## Records provided
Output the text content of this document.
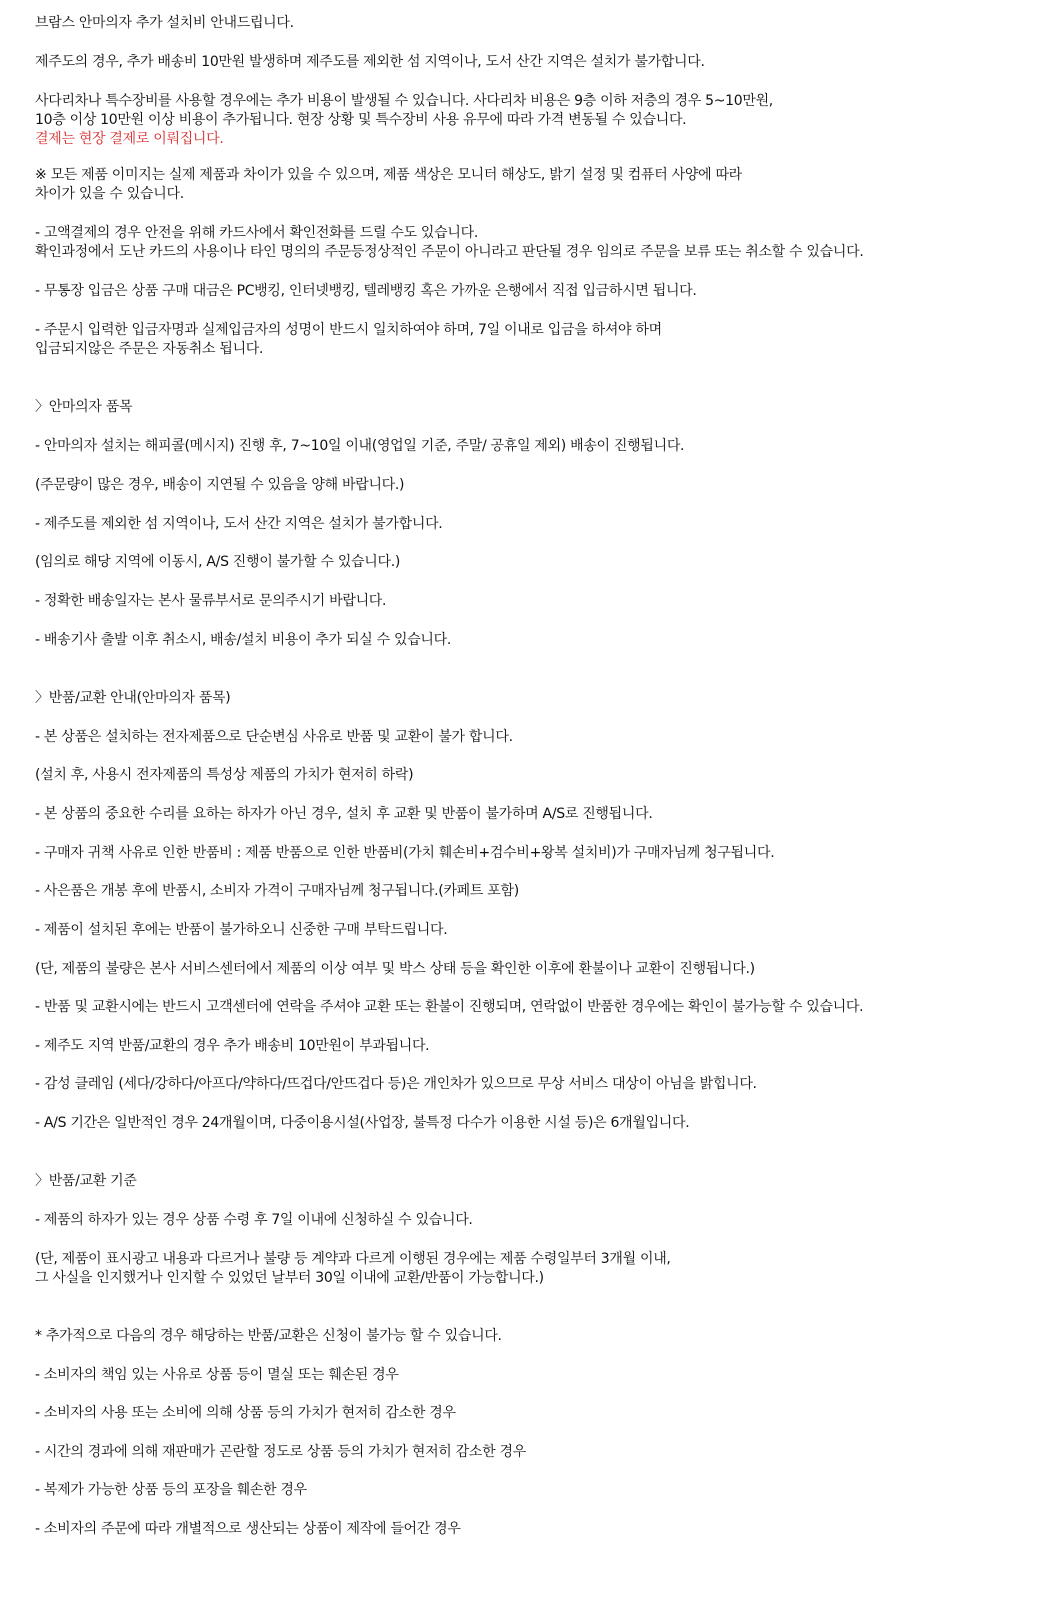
브람스 안마의자 추가 설치비 안내드립니다.
제주도의 경우, 추가 배송비 10만원 발생하며 제주도를 제외한 섬 지역이나, 도서 산간 지역은 설치가 불가합니다.
사다리차나 특수장비를 사용할 경우에는 추가 비용이 발생될 수 있습니다. 사다리차 비용은 9층 이하 저층의 경우 5~10만원,
10층 이상 10만원 이상 비용이 추가됩니다. 현장 상황 및 특수장비 사용 유무에 따라 가격 변동될 수 있습니다.
결제는 현장 결제로 이뤄집니다.
※ 모든 제품 이미지는 실제 제품과 차이가 있을 수 있으며, 제품 색상은 모니터 해상도, 밝기 설정 및 컴퓨터 사양에 따라
차이가 있을 수 있습니다.
- 고액결제의 경우 안전을 위해 카드사에서 확인전화를 드릴 수도 있습니다.
확인과정에서 도난 카드의 사용이나 타인 명의의 주문등정상적인 주문이 아니라고 판단될 경우 임의로 주문을 보류 또는 취소할 수 있습니다.
- 무통장 입금은 상품 구매 대금은 PC뱅킹, 인터넷뱅킹, 텔레뱅킹 혹은 가까운 은행에서 직접 입금하시면 됩니다.
- 주문시 입력한 입금자명과 실제입금자의 성명이 반드시 일치하여야 하며, 7일 이내로 입금을 하셔야 하며
입금되지않은 주문은 자동취소 됩니다.
〉안마의자 품목
- 안마의자 설치는 해피콜(메시지) 진행 후, 7~10일 이내(영업일 기준, 주말/ 공휴일 제외) 배송이 진행됩니다.
(주문량이 많은 경우, 배송이 지연될 수 있음을 양해 바랍니다.)
- 제주도를 제외한 섬 지역이나, 도서 산간 지역은 설치가 불가합니다.
(임의로 해당 지역에 이동시, A/S 진행이 불가할 수 있습니다.)
- 정확한 배송일자는 본사 물류부서로 문의주시기 바랍니다.
- 배송기사 출발 이후 취소시, 배송/설치 비용이 추가 되실 수 있습니다.
〉반품/교환 안내(안마의자 품목)
- 본 상품은 설치하는 전자제품으로 단순변심 사유로 반품 및 교환이 불가 합니다.
(설치 후, 사용시 전자제품의 특성상 제품의 가치가 현저히 하락)
- 본 상품의 중요한 수리를 요하는 하자가 아닌 경우, 설치 후 교환 및 반품이 불가하며 A/S로 진행됩니다.
- 구매자 귀책 사유로 인한 반품비 : 제품 반품으로 인한 반품비(가치 훼손비+검수비+왕복 설치비)가 구매자님께 청구됩니다.
- 사은품은 개봉 후에 반품시, 소비자 가격이 구매자님께 청구됩니다.(카페트 포함)
- 제품이 설치된 후에는 반품이 불가하오니 신중한 구매 부탁드립니다.
(단, 제품의 불량은 본사 서비스센터에서 제품의 이상 여부 및 박스 상태 등을 확인한 이후에 환불이나 교환이 진행됩니다.)
- 반품 및 교환시에는 반드시 고객센터에 연락을 주셔야 교환 또는 환불이 진행되며, 연락없이 반품한 경우에는 확인이 불가능할 수 있습니다.
- 제주도 지역 반품/교환의 경우 추가 배송비 10만원이 부과됩니다.
- 감성 클레임 (세다/강하다/아프다/약하다/뜨겁다/안뜨겁다 등)은 개인차가 있으므로 무상 서비스 대상이 아님을 밝힙니다.
- A/S 기간은 일반적인 경우 24개월이며, 다중이용시설(사업장, 불특정 다수가 이용한 시설 등)은 6개월입니다.
〉반품/교환 기준
- 제품의 하자가 있는 경우 상품 수령 후 7일 이내에 신청하실 수 있습니다.
(단, 제품이 표시광고 내용과 다르거나 불량 등 계약과 다르게 이행된 경우에는 제품 수령일부터 3개월 이내,
그 사실을 인지했거나 인지할 수 있었던 날부터 30일 이내에 교환/반품이 가능합니다.)
* 추가적으로 다음의 경우 해당하는 반품/교환은 신청이 불가능 할 수 있습니다.
- 소비자의 책임 있는 사유로 상품 등이 멸실 또는 훼손된 경우
- 소비자의 사용 또는 소비에 의해 상품 등의 가치가 현저히 감소한 경우
- 시간의 경과에 의해 재판매가 곤란할 정도로 상품 등의 가치가 현저히 감소한 경우
- 복제가 가능한 상품 등의 포장을 훼손한 경우
- 소비자의 주문에 따라 개별적으로 생산되는 상품이 제작에 들어간 경우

## Directive
Without the pictures, print the whole listing exactly as given.

## Task answer
Output the text content of this document.
브람스 안마의자 추가 설치비 안내드립니다.
제주도의 경우, 추가 배송비 10만원 발생하며 제주도를 제외한 섬 지역이나, 도서 산간 지역은 설치가 불가합니다.
사다리차나 특수장비를 사용할 경우에는 추가 비용이 발생될 수 있습니다. 사다리차 비용은 9층 이하 저층의 경우 5~10만원,
10층 이상 10만원 이상 비용이 추가됩니다. 현장 상황 및 특수장비 사용 유무에 따라 가격 변동될 수 있습니다.
결제는 현장 결제로 이뤄집니다.
※ 모든 제품 이미지는 실제 제품과 차이가 있을 수 있으며, 제품 색상은 모니터 해상도, 밝기 설정 및 컴퓨터 사양에 따라
차이가 있을 수 있습니다.
- 고액결제의 경우 안전을 위해 카드사에서 확인전화를 드릴 수도 있습니다.
확인과정에서 도난 카드의 사용이나 타인 명의의 주문등정상적인 주문이 아니라고 판단될 경우 임의로 주문을 보류 또는 취소할 수 있습니다.
- 무통장 입금은 상품 구매 대금은 PC뱅킹, 인터넷뱅킹, 텔레뱅킹 혹은 가까운 은행에서 직접 입금하시면 됩니다.
- 주문시 입력한 입금자명과 실제입금자의 성명이 반드시 일치하여야 하며, 7일 이내로 입금을 하셔야 하며
입금되지않은 주문은 자동취소 됩니다.
〉안마의자 품목
- 안마의자 설치는 해피콜(메시지) 진행 후, 7~10일 이내(영업일 기준, 주말/ 공휴일 제외) 배송이 진행됩니다.
(주문량이 많은 경우, 배송이 지연될 수 있음을 양해 바랍니다.)
- 제주도를 제외한 섬 지역이나, 도서 산간 지역은 설치가 불가합니다.
(임의로 해당 지역에 이동시, A/S 진행이 불가할 수 있습니다.)
- 정확한 배송일자는 본사 물류부서로 문의주시기 바랍니다.
- 배송기사 출발 이후 취소시, 배송/설치 비용이 추가 되실 수 있습니다.
〉반품/교환 안내(안마의자 품목)
- 본 상품은 설치하는 전자제품으로 단순변심 사유로 반품 및 교환이 불가 합니다.
(설치 후, 사용시 전자제품의 특성상 제품의 가치가 현저히 하락)
- 본 상품의 중요한 수리를 요하는 하자가 아닌 경우, 설치 후 교환 및 반품이 불가하며 A/S로 진행됩니다.
- 구매자 귀책 사유로 인한 반품비 : 제품 반품으로 인한 반품비(가치 훼손비+검수비+왕복 설치비)가 구매자님께 청구됩니다.
- 사은품은 개봉 후에 반품시, 소비자 가격이 구매자님께 청구됩니다.(카페트 포함)
- 제품이 설치된 후에는 반품이 불가하오니 신중한 구매 부탁드립니다.
(단, 제품의 불량은 본사 서비스센터에서 제품의 이상 여부 및 박스 상태 등을 확인한 이후에 환불이나 교환이 진행됩니다.)
- 반품 및 교환시에는 반드시 고객센터에 연락을 주셔야 교환 또는 환불이 진행되며, 연락없이 반품한 경우에는 확인이 불가능할 수 있습니다.
- 제주도 지역 반품/교환의 경우 추가 배송비 10만원이 부과됩니다.
- 감성 클레임 (세다/강하다/아프다/약하다/뜨겁다/안뜨겁다 등)은 개인차가 있으므로 무상 서비스 대상이 아님을 밝힙니다.
- A/S 기간은 일반적인 경우 24개월이며, 다중이용시설(사업장, 불특정 다수가 이용한 시설 등)은 6개월입니다.
〉반품/교환 기준
- 제품의 하자가 있는 경우 상품 수령 후 7일 이내에 신청하실 수 있습니다.
(단, 제품이 표시광고 내용과 다르거나 불량 등 계약과 다르게 이행된 경우에는 제품 수령일부터 3개월 이내,
그 사실을 인지했거나 인지할 수 있었던 날부터 30일 이내에 교환/반품이 가능합니다.)
* 추가적으로 다음의 경우 해당하는 반품/교환은 신청이 불가능 할 수 있습니다.
- 소비자의 책임 있는 사유로 상품 등이 멸실 또는 훼손된 경우
- 소비자의 사용 또는 소비에 의해 상품 등의 가치가 현저히 감소한 경우
- 시간의 경과에 의해 재판매가 곤란할 정도로 상품 등의 가치가 현저히 감소한 경우
- 복제가 가능한 상품 등의 포장을 훼손한 경우
- 소비자의 주문에 따라 개별적으로 생산되는 상품이 제작에 들어간 경우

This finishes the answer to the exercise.